→ What the exercise asks: Find the lines that contain the word "Months" and copy each one.

(Structured figure records)
□ □ □ □ □
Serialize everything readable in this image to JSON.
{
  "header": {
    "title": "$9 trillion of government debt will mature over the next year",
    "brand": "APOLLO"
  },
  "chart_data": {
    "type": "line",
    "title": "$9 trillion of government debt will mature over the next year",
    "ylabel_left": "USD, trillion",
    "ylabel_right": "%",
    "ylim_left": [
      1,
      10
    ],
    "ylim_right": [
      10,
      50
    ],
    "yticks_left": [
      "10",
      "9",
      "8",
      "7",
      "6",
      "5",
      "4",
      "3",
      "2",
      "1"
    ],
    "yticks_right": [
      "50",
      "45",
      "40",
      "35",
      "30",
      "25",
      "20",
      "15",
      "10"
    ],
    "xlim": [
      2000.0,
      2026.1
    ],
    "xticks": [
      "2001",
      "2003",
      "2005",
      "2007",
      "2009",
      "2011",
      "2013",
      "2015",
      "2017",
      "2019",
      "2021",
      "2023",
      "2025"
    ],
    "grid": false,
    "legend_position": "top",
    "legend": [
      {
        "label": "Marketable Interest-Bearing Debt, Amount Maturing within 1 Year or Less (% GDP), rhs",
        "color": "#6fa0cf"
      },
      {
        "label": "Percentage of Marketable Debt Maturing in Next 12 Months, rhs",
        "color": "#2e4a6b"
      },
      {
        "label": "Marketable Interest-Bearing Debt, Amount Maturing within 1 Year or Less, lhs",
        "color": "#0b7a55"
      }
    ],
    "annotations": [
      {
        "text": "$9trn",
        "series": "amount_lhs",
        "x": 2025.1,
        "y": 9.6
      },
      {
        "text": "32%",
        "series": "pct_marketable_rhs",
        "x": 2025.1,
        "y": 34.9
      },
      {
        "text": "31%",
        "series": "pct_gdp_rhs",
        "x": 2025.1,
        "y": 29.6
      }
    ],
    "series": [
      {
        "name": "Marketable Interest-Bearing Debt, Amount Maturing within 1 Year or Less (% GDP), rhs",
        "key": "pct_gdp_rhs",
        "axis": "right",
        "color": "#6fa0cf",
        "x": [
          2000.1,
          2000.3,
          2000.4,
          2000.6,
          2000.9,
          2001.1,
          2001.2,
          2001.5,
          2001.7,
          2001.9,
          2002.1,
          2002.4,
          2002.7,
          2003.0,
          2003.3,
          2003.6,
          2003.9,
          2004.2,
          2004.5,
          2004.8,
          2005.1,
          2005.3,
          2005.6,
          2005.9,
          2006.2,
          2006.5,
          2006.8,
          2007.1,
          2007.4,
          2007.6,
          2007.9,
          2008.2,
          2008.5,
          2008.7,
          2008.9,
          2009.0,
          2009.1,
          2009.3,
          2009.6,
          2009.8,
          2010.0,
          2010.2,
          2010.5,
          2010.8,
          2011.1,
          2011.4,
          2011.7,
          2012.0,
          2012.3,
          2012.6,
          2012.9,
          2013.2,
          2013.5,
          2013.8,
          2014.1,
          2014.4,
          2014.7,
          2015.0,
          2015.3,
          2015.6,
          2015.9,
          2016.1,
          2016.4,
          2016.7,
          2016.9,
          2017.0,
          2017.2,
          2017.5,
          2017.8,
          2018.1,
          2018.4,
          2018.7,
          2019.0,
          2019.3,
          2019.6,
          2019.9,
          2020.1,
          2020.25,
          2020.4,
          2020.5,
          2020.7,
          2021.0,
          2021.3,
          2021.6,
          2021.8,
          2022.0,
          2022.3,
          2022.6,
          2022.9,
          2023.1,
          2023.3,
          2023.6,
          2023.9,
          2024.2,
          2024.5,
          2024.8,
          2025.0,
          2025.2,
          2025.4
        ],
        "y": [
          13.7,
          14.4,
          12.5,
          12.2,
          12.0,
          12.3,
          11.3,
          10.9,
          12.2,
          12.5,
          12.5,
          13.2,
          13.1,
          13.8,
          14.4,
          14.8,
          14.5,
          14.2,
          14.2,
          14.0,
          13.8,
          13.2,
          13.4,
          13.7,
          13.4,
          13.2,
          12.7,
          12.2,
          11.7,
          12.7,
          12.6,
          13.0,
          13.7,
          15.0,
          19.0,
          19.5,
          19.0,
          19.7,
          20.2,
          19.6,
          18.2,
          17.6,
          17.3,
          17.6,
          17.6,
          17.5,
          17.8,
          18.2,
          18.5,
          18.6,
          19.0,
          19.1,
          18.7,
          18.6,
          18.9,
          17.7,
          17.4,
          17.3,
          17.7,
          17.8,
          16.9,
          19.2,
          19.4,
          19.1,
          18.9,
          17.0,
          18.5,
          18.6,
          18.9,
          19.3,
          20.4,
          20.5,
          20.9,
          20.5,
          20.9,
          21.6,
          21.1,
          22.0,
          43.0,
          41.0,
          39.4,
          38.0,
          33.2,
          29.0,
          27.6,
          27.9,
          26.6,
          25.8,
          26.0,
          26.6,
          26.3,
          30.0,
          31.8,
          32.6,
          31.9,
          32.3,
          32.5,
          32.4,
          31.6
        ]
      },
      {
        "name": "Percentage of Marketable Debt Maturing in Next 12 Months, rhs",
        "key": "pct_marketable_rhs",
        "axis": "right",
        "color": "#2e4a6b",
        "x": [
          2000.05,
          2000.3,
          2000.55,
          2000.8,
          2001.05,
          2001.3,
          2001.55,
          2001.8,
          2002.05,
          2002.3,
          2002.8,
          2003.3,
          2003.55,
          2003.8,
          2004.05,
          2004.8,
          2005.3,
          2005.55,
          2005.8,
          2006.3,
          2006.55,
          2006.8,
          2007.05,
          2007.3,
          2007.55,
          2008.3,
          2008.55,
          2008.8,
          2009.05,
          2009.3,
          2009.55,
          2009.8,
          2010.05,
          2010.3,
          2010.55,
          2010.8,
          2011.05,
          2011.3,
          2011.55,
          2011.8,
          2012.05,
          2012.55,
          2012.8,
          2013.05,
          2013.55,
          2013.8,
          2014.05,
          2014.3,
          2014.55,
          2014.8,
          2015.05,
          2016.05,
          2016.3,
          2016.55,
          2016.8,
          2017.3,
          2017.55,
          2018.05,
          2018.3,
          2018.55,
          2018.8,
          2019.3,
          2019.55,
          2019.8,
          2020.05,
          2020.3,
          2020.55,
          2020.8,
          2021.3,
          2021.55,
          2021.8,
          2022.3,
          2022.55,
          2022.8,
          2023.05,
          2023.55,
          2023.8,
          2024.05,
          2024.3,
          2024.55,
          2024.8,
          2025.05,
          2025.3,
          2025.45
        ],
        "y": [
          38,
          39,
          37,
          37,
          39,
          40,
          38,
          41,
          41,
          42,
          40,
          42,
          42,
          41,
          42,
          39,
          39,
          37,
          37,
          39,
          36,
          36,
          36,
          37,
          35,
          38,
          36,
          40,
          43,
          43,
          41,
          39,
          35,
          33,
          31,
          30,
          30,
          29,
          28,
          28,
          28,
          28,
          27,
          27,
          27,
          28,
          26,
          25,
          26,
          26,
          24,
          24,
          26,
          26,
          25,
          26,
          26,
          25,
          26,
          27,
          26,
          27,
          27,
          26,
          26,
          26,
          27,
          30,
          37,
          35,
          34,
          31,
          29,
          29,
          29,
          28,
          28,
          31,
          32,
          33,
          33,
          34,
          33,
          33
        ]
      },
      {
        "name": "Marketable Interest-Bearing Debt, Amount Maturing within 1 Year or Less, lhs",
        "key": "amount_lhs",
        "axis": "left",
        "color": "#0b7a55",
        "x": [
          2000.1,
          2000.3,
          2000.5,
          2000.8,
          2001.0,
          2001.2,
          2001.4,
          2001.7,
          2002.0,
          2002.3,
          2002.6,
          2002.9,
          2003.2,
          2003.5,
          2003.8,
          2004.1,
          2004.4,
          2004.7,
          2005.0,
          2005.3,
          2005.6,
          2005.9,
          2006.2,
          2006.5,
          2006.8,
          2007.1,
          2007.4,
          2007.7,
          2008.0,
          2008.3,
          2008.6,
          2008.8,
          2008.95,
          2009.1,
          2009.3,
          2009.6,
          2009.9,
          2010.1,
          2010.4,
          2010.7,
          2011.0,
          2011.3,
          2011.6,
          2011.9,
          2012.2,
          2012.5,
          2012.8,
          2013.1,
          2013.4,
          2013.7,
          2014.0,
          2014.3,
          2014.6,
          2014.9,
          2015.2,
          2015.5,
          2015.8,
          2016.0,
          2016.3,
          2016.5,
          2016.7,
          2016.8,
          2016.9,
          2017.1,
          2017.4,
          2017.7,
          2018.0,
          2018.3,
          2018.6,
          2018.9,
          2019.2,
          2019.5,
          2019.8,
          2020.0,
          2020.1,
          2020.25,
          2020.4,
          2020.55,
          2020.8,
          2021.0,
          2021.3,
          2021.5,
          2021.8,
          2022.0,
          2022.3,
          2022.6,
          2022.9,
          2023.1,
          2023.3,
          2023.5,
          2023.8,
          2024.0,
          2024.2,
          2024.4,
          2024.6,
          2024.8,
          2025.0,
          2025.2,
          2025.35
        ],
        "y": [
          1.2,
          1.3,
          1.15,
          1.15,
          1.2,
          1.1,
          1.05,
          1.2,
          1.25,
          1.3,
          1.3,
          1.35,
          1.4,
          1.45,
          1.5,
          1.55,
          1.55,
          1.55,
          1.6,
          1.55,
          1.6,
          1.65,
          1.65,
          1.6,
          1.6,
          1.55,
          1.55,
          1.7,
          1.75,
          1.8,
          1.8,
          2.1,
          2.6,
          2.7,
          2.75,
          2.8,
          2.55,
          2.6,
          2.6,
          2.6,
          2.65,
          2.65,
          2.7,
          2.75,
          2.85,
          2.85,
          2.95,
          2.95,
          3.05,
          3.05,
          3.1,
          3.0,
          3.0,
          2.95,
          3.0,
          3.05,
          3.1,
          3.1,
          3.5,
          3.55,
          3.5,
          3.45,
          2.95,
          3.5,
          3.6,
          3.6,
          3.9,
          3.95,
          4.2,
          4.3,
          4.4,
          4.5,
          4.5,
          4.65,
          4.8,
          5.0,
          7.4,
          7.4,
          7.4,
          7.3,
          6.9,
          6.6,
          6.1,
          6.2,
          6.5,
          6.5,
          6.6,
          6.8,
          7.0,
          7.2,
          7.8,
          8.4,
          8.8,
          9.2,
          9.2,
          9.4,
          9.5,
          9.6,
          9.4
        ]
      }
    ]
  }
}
□ □ □ □ □
→ Result of this task:
        "label": "Percentage of Marketable Debt Maturing in Next 12 Months, rhs",
        "name": "Percentage of Marketable Debt Maturing in Next 12 Months, rhs",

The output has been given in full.